§ Request:
Starting at the beginning of the records and going on through the line containing "- bar-label: 2003-2004: [689, 273, 702, 333]", put those lines into a numbered list, skipping any blank lines.

──────── Record extracts ────────

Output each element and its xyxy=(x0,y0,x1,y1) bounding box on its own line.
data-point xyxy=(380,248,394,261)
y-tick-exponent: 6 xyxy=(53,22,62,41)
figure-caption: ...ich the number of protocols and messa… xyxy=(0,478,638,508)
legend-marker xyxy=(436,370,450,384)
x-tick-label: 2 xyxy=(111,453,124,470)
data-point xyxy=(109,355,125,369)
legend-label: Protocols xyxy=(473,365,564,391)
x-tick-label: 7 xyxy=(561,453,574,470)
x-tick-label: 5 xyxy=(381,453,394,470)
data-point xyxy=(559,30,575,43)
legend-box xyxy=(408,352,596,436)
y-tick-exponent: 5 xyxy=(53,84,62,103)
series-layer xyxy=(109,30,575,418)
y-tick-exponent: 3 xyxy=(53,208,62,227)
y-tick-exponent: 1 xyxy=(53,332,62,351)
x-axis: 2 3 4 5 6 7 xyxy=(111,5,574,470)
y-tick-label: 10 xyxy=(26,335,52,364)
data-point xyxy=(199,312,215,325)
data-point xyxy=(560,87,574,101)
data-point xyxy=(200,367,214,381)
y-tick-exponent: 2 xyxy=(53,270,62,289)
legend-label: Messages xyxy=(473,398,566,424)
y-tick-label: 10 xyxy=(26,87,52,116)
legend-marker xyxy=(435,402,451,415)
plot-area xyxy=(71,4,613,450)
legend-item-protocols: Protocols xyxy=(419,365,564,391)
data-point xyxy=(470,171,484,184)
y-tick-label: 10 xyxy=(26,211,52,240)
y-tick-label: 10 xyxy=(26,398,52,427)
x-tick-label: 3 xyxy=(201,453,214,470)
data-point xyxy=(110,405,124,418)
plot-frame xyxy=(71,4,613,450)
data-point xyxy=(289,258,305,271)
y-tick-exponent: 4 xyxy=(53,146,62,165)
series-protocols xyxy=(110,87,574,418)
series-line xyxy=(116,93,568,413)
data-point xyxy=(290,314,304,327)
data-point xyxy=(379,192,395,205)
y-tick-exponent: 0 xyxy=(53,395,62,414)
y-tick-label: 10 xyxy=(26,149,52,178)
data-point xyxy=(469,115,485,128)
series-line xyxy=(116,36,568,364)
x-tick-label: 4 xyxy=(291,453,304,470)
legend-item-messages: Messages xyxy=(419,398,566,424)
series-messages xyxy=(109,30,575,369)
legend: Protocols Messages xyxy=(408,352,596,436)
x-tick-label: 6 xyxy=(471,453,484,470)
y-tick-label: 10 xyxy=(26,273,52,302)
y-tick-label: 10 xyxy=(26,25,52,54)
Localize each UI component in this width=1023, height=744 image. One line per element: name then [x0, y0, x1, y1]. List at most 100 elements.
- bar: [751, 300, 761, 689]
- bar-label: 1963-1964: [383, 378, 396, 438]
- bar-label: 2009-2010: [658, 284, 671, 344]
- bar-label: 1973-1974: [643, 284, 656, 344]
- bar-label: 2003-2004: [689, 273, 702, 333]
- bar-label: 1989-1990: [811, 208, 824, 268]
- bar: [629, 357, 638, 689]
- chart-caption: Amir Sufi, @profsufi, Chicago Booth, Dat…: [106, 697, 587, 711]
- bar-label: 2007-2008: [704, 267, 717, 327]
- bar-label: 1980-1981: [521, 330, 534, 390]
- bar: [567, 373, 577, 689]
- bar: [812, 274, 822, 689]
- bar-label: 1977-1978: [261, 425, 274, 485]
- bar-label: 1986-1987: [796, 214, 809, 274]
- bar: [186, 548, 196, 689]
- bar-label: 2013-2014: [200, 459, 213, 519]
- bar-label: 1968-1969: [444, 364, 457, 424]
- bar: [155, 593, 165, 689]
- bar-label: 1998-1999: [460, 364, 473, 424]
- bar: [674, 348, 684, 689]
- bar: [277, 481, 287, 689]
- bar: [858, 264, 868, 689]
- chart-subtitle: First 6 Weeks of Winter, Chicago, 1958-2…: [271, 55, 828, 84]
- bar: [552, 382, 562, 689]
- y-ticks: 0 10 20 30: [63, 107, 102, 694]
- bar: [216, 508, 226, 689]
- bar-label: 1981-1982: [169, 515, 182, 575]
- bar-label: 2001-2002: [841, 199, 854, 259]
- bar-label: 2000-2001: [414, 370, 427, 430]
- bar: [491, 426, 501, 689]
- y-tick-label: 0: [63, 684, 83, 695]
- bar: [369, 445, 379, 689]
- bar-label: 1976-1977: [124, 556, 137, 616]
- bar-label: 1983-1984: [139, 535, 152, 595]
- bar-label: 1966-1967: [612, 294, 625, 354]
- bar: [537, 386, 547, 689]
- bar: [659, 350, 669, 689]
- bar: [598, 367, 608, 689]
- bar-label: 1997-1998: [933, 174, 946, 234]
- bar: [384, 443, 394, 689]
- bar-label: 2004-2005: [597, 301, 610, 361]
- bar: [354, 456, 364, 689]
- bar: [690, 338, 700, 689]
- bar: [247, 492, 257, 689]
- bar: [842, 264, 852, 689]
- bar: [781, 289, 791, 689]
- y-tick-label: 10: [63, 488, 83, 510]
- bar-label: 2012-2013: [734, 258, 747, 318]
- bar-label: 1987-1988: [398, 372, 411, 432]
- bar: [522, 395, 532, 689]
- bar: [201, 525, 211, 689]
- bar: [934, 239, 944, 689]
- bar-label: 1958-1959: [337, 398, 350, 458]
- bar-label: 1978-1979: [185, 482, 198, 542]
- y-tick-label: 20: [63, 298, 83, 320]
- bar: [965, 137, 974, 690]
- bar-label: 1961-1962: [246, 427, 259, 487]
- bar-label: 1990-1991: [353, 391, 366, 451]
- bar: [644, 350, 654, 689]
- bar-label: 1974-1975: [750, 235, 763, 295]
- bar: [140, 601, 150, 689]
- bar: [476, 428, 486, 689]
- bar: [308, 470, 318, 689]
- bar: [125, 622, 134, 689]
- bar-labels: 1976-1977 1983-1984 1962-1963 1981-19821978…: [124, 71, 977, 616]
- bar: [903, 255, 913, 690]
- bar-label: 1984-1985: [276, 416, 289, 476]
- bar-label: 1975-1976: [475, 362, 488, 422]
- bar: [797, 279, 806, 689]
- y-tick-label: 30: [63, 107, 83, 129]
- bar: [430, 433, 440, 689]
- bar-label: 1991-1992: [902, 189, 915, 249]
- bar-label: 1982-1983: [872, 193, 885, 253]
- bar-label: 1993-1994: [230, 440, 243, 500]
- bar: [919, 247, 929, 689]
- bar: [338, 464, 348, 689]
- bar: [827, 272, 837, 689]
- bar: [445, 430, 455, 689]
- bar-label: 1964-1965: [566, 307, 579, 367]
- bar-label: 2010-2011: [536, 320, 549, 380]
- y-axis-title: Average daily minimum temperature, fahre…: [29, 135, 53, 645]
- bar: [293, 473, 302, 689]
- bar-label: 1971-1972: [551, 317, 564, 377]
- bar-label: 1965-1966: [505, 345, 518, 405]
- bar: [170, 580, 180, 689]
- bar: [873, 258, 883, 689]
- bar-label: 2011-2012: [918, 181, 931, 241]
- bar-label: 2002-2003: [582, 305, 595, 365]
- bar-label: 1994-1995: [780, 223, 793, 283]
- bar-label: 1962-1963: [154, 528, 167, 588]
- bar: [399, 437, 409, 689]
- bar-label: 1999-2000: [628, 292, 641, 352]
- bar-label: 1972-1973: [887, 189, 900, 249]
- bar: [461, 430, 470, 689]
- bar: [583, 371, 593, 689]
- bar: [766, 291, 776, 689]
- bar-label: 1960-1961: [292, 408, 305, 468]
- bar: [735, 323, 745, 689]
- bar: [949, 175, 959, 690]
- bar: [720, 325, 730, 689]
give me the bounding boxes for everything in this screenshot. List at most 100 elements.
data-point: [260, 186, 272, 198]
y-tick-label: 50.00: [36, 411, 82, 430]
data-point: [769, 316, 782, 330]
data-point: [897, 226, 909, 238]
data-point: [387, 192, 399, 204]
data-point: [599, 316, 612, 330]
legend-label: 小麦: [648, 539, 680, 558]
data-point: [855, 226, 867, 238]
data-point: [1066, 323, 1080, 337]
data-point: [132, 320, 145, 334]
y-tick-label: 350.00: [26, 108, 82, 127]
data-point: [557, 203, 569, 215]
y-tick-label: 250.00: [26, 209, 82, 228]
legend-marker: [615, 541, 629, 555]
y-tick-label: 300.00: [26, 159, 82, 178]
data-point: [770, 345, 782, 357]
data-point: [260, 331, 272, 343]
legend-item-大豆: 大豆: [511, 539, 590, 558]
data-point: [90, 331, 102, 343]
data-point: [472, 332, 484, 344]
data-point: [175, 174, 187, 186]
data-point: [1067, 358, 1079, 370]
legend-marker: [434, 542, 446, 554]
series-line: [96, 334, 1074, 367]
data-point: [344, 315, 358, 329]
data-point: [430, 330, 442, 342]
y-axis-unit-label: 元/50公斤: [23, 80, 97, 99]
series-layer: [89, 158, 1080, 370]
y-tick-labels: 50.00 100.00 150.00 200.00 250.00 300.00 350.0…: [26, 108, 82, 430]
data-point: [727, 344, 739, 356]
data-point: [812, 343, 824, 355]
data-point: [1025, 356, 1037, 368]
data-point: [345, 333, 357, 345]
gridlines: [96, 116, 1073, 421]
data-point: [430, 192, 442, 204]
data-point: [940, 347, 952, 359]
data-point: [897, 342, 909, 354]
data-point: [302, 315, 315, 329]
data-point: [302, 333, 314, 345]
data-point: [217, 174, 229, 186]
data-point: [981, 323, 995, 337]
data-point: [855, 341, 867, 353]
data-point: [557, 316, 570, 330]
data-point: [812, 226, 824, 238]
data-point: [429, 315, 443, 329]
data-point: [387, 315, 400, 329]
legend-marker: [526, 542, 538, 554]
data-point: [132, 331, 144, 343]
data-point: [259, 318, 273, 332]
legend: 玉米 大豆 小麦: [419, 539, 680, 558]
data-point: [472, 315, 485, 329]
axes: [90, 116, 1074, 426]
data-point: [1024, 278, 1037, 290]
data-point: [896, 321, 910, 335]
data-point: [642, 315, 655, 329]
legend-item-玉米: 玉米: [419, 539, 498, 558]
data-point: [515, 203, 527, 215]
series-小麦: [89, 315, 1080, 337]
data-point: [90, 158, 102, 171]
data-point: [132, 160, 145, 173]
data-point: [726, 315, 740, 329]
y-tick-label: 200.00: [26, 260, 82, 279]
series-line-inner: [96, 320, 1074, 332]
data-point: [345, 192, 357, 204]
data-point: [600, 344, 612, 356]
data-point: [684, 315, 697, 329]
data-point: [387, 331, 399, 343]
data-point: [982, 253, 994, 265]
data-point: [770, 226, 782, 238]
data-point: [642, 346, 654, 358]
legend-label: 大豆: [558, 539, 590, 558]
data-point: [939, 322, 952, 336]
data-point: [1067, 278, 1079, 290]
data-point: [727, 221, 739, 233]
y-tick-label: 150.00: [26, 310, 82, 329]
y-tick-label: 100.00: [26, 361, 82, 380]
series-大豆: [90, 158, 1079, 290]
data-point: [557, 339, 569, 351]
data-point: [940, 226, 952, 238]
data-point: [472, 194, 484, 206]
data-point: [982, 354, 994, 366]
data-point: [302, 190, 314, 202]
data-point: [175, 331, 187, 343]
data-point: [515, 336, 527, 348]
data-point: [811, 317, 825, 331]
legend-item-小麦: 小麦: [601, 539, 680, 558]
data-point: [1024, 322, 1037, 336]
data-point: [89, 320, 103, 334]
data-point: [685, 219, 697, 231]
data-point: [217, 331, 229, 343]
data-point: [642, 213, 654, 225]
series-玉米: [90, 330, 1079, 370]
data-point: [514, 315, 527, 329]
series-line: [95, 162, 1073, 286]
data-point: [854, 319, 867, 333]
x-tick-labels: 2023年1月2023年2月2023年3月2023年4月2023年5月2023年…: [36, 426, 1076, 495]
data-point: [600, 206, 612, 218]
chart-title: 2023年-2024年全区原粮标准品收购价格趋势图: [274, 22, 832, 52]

────────

§ Exercise answer:
1. Output each element and its xyxy=(x0,y0,x1,y1) bounding box on its own line.
2. data-point xyxy=(380,248,394,261)
3. y-tick-exponent: 6 xyxy=(53,22,62,41)
4. figure-caption: ...ich the number of protocols and messa… xyxy=(0,478,638,508)
5. legend-marker xyxy=(436,370,450,384)
6. x-tick-label: 2 xyxy=(111,453,124,470)
7. data-point xyxy=(109,355,125,369)
8. legend-label: Protocols xyxy=(473,365,564,391)
9. x-tick-label: 7 xyxy=(561,453,574,470)
10. x-tick-label: 5 xyxy=(381,453,394,470)
11. data-point xyxy=(559,30,575,43)
12. legend-box xyxy=(408,352,596,436)
13. y-tick-exponent: 5 xyxy=(53,84,62,103)
14. series-layer xyxy=(109,30,575,418)
15. y-tick-exponent: 3 xyxy=(53,208,62,227)
16. y-tick-exponent: 1 xyxy=(53,332,62,351)
17. x-axis: 2 3 4 5 6 7 xyxy=(111,5,574,470)
18. y-tick-label: 10 xyxy=(26,335,52,364)
19. data-point xyxy=(199,312,215,325)
20. data-point xyxy=(560,87,574,101)
21. data-point xyxy=(200,367,214,381)
22. y-tick-exponent: 2 xyxy=(53,270,62,289)
23. legend-label: Messages xyxy=(473,398,566,424)
24. y-tick-label: 10 xyxy=(26,87,52,116)
25. legend-marker xyxy=(435,402,451,415)
26. plot-area xyxy=(71,4,613,450)
27. legend-item-protocols: Protocols xyxy=(419,365,564,391)
28. data-point xyxy=(470,171,484,184)
29. y-tick-label: 10 xyxy=(26,211,52,240)
30. y-tick-label: 10 xyxy=(26,398,52,427)
31. x-tick-label: 3 xyxy=(201,453,214,470)
32. data-point xyxy=(110,405,124,418)
33. plot-frame xyxy=(71,4,613,450)
34. data-point xyxy=(289,258,305,271)
35. y-tick-exponent: 4 xyxy=(53,146,62,165)
36. series-protocols xyxy=(110,87,574,418)
37. series-line xyxy=(116,93,568,413)
38. data-point xyxy=(290,314,304,327)
39. data-point xyxy=(379,192,395,205)
40. y-tick-exponent: 0 xyxy=(53,395,62,414)
41. y-tick-label: 10 xyxy=(26,149,52,178)
42. data-point xyxy=(469,115,485,128)
43. series-line xyxy=(116,36,568,364)
44. x-tick-label: 4 xyxy=(291,453,304,470)
45. legend-item-messages: Messages xyxy=(419,398,566,424)
46. series-messages xyxy=(109,30,575,369)
47. legend: Protocols Messages xyxy=(408,352,596,436)
48. x-tick-label: 6 xyxy=(471,453,484,470)
49. y-tick-label: 10 xyxy=(26,273,52,302)
50. y-tick-label: 10 xyxy=(26,25,52,54)
51. Localize each UI component in this width=1023, height=744 image. One line per element: name then [x0, y0, x1, y1]. List at most 100 elements.
52. - bar: [751, 300, 761, 689]
53. - bar-label: 1963-1964: [383, 378, 396, 438]
54. - bar-label: 2009-2010: [658, 284, 671, 344]
55. - bar-label: 1973-1974: [643, 284, 656, 344]
56. - bar-label: 2003-2004: [689, 273, 702, 333]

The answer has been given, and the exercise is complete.